**Written task**:
Report every line in the listing that contains the string "stock".

'''

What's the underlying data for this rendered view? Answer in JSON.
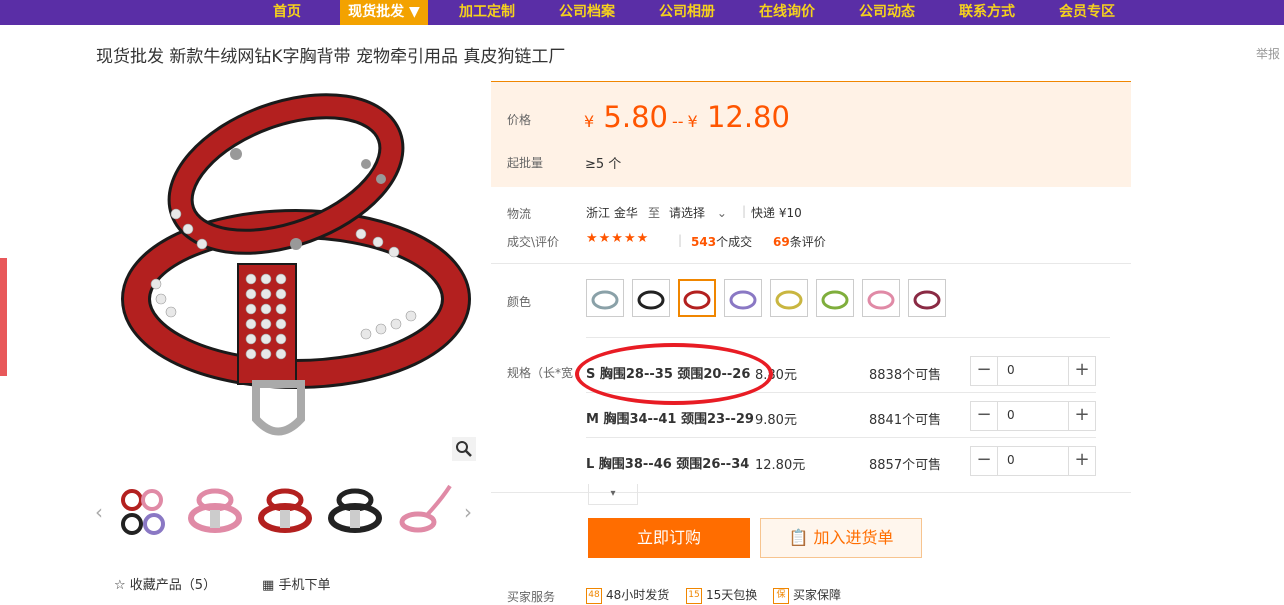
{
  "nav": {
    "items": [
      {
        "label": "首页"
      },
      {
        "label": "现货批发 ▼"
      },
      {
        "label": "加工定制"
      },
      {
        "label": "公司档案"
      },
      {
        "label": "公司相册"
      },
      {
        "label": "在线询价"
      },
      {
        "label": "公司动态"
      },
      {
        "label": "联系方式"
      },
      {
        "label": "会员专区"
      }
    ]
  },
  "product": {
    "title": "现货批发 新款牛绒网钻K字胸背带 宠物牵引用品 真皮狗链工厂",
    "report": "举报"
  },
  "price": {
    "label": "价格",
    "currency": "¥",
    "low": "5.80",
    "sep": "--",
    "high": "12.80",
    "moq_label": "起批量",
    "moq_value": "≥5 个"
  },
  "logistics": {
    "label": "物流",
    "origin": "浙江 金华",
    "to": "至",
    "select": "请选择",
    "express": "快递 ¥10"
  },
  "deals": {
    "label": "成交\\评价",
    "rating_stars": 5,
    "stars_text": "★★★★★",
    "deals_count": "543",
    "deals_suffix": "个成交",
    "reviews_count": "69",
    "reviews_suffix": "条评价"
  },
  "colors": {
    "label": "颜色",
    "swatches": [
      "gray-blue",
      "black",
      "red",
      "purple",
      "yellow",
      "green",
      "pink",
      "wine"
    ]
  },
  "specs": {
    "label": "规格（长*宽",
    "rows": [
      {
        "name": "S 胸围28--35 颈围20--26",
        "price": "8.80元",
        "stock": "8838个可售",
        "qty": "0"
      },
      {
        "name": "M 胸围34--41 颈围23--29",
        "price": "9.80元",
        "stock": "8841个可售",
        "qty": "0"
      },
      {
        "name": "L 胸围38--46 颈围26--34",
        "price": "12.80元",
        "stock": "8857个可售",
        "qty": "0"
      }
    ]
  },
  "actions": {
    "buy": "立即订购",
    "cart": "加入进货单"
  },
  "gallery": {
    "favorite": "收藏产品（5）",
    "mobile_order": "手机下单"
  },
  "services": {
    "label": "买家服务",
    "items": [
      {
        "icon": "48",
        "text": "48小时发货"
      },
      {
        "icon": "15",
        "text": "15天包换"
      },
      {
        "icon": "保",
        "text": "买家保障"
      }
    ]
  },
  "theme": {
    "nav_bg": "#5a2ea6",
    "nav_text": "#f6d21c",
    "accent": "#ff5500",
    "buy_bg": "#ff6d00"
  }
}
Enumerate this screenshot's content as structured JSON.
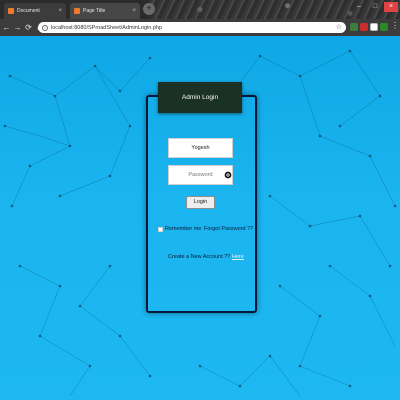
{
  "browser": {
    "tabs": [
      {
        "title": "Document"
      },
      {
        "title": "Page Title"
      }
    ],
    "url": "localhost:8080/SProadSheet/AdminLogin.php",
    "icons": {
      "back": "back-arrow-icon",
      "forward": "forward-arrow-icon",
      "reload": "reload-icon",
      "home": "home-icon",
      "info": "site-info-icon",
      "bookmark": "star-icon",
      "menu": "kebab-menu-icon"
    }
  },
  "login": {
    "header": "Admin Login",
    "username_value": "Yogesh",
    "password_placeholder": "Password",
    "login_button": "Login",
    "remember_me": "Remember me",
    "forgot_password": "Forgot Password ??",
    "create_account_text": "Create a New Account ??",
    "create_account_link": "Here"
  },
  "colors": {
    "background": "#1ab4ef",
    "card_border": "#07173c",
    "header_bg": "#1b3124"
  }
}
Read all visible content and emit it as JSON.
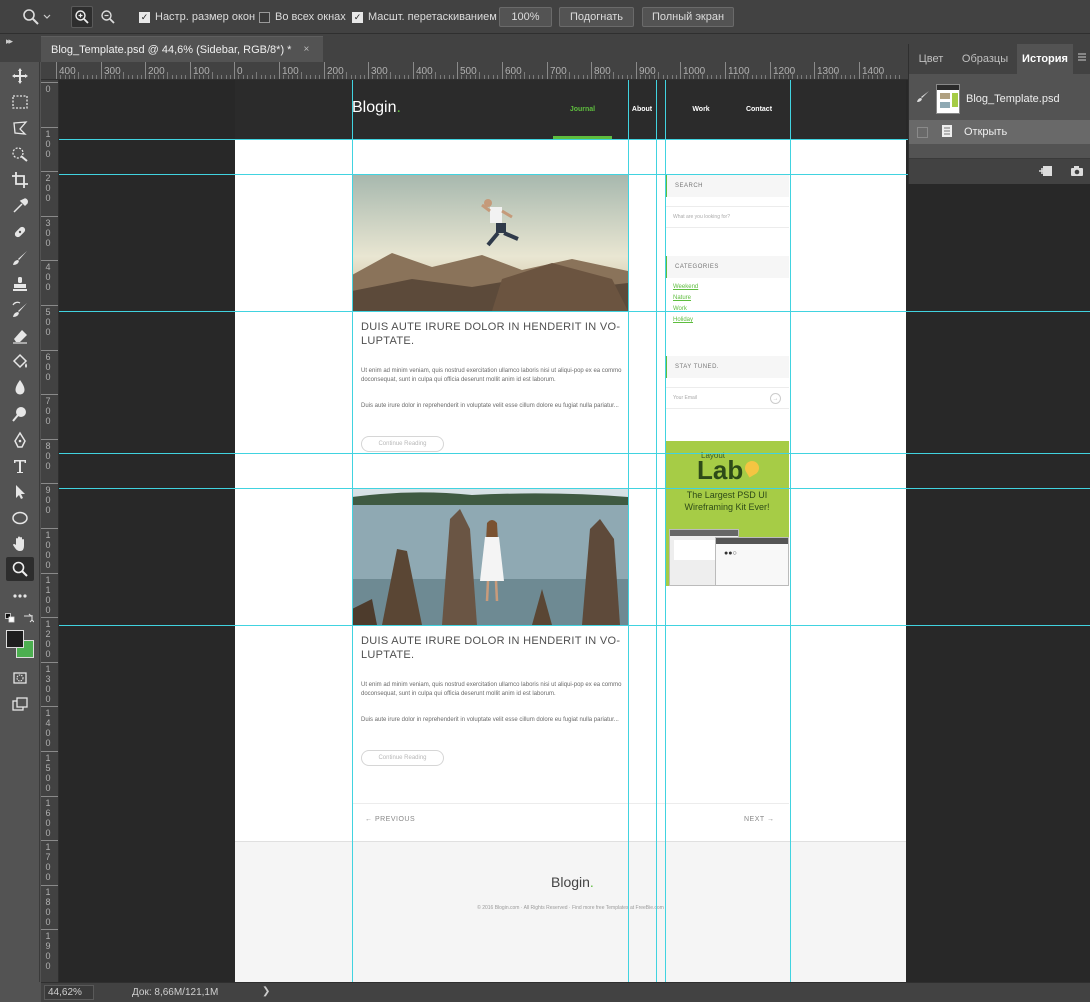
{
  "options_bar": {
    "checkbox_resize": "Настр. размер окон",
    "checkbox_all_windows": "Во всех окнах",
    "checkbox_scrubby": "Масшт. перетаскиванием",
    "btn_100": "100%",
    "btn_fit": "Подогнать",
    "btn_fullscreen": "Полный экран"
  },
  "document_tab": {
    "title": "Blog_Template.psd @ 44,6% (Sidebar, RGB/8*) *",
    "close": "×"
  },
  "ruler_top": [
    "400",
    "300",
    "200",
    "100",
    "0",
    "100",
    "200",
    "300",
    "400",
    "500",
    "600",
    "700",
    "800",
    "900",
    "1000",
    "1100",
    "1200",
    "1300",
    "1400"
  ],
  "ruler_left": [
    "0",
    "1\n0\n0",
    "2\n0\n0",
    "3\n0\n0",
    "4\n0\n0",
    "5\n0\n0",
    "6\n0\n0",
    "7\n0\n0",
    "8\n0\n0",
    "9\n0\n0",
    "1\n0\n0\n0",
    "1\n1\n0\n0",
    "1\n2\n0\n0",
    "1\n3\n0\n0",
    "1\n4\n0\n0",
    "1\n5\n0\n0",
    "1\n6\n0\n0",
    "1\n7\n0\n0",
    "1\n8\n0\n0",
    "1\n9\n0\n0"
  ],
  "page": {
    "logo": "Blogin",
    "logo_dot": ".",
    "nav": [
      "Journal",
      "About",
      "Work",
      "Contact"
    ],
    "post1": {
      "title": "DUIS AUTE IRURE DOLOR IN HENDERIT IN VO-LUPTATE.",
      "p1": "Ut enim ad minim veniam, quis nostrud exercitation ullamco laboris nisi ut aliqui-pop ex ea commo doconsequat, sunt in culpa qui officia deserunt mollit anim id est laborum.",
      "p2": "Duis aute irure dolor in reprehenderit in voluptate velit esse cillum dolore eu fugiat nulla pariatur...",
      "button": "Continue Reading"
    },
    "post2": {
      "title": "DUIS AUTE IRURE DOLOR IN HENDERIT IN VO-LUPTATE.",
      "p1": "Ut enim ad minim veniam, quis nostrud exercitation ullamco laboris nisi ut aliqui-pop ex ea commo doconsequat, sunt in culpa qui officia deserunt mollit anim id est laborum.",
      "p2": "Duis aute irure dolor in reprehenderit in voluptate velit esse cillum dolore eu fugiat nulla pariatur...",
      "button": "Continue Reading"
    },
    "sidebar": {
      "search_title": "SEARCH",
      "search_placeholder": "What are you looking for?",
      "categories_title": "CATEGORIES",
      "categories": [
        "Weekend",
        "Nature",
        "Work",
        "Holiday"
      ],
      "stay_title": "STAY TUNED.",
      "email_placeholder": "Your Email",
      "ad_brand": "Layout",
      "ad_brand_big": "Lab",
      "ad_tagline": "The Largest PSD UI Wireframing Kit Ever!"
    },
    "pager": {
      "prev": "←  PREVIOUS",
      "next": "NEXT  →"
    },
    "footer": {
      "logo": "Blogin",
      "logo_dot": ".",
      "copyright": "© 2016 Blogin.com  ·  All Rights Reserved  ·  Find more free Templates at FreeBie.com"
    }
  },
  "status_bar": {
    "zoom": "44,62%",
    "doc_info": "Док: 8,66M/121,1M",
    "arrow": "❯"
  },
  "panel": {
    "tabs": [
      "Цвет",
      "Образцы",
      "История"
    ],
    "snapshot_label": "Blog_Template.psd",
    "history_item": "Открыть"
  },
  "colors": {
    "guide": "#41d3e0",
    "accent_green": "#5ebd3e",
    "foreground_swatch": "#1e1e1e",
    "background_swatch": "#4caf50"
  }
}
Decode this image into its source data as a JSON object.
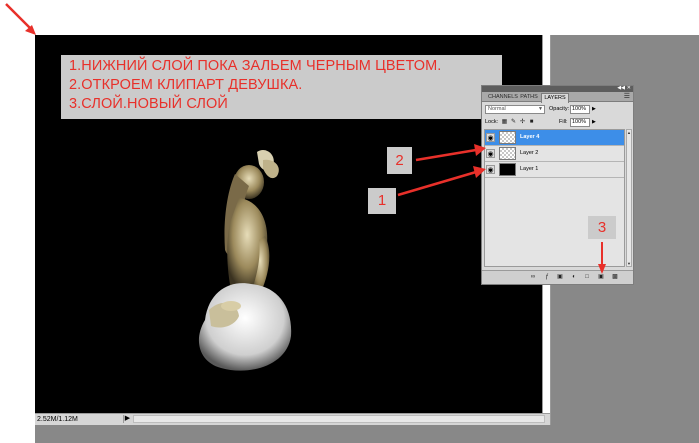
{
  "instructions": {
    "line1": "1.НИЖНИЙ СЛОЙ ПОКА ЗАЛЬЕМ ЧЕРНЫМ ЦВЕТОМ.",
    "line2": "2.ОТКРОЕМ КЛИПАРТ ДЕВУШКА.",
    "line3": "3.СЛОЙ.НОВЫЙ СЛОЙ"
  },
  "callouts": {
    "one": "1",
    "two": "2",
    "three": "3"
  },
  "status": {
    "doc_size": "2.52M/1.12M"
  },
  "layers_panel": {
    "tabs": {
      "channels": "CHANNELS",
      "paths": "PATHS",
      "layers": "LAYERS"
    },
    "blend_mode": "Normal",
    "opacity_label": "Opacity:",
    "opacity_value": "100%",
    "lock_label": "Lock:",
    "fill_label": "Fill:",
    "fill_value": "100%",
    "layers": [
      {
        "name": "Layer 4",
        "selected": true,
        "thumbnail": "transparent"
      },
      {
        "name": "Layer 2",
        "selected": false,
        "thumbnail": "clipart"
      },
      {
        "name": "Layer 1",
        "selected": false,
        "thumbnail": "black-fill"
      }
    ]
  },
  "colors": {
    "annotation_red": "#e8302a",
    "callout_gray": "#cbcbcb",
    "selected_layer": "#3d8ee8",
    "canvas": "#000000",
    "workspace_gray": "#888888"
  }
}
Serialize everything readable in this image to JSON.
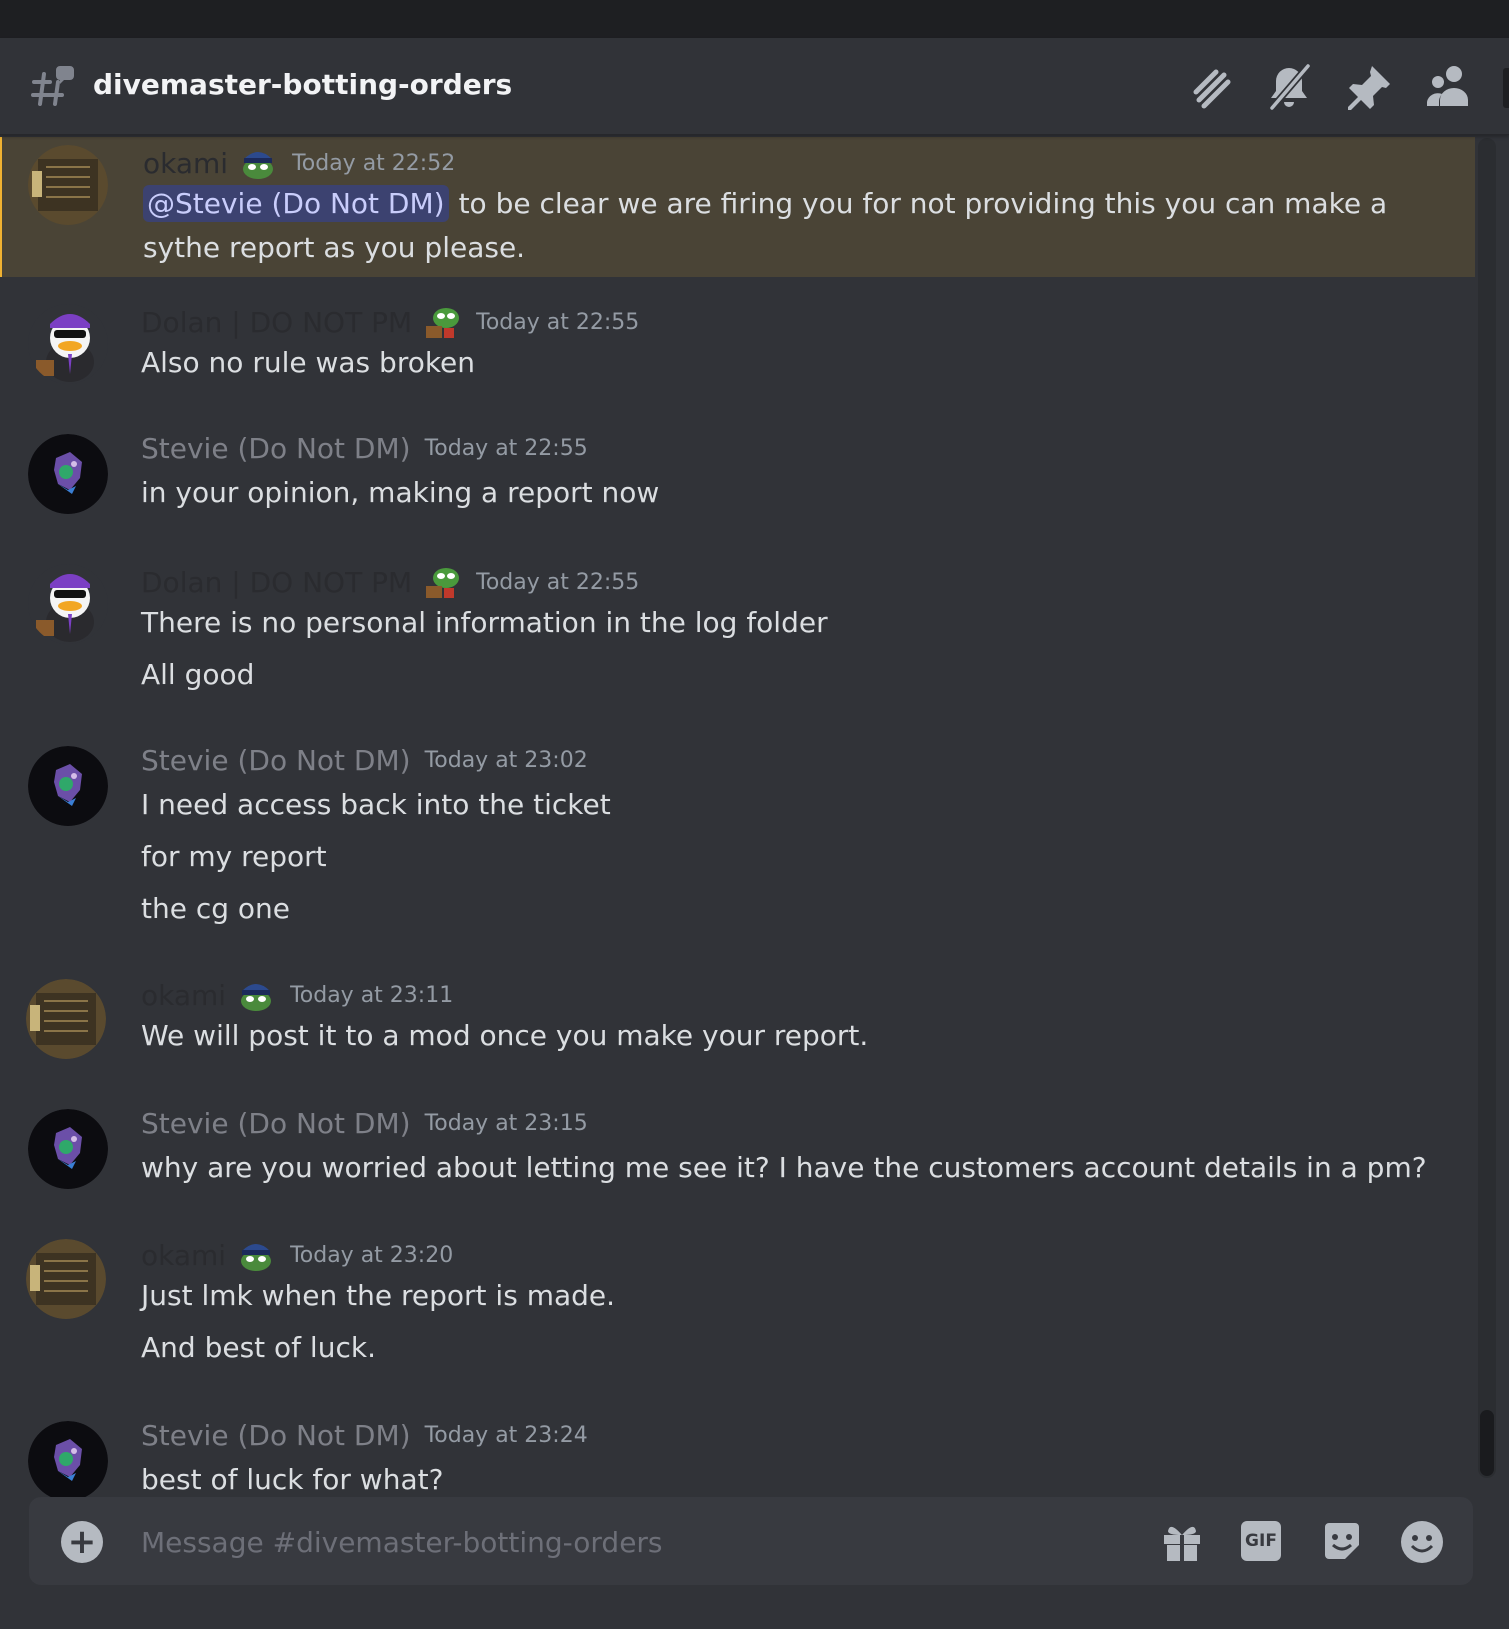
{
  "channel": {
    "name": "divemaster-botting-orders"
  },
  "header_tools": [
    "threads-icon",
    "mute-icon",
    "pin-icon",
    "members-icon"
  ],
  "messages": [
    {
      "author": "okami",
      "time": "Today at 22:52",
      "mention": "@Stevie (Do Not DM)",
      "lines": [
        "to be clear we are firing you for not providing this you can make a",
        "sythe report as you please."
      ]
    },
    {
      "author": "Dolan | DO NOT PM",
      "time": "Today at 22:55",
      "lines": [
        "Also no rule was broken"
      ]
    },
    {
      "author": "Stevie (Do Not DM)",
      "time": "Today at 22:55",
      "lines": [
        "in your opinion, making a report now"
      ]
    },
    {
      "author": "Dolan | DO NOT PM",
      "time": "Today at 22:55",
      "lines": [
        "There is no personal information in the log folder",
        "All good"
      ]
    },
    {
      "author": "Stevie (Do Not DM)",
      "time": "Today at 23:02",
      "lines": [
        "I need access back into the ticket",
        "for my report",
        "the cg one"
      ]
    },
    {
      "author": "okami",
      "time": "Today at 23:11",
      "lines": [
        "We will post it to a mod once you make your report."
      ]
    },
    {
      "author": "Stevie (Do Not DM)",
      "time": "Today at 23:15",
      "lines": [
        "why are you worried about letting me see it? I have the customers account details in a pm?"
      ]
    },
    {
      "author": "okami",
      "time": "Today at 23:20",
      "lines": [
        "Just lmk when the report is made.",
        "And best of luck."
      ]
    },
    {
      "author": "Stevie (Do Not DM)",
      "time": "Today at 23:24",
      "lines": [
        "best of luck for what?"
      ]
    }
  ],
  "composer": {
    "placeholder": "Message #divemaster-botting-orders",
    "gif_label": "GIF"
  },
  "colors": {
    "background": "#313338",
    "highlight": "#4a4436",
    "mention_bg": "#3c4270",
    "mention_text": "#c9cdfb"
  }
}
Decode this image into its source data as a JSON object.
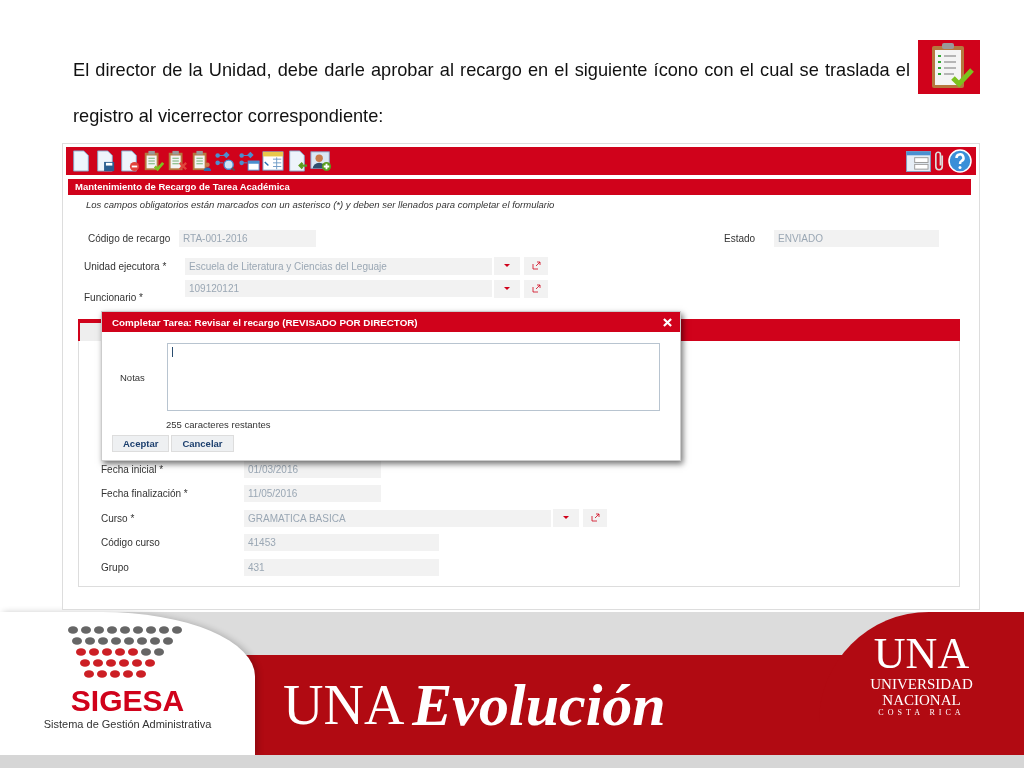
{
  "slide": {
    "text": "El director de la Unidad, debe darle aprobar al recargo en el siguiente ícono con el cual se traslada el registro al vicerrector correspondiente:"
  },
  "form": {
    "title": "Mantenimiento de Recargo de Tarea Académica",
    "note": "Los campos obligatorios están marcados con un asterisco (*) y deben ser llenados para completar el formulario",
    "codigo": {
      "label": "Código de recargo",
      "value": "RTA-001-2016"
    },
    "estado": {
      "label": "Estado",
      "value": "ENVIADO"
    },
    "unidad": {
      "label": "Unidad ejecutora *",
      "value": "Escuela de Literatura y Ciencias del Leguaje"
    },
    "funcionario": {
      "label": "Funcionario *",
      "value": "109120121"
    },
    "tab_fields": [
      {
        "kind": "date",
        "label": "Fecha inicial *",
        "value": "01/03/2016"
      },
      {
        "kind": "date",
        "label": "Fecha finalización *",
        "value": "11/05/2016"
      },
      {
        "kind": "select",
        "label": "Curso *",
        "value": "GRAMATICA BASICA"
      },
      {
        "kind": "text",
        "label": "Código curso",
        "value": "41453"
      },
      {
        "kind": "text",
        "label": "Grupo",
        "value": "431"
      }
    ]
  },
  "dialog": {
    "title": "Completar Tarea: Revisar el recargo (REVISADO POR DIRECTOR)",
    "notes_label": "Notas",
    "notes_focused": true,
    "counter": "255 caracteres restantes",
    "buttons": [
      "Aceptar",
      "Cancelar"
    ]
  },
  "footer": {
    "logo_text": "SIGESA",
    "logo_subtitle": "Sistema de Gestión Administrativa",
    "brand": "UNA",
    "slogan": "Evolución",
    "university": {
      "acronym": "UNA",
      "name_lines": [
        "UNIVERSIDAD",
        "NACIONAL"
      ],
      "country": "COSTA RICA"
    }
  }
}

'''

**Written solution**:
        "stock": "8838个可售",
        "stock": "8841个可售",
        "stock": "8857个可售",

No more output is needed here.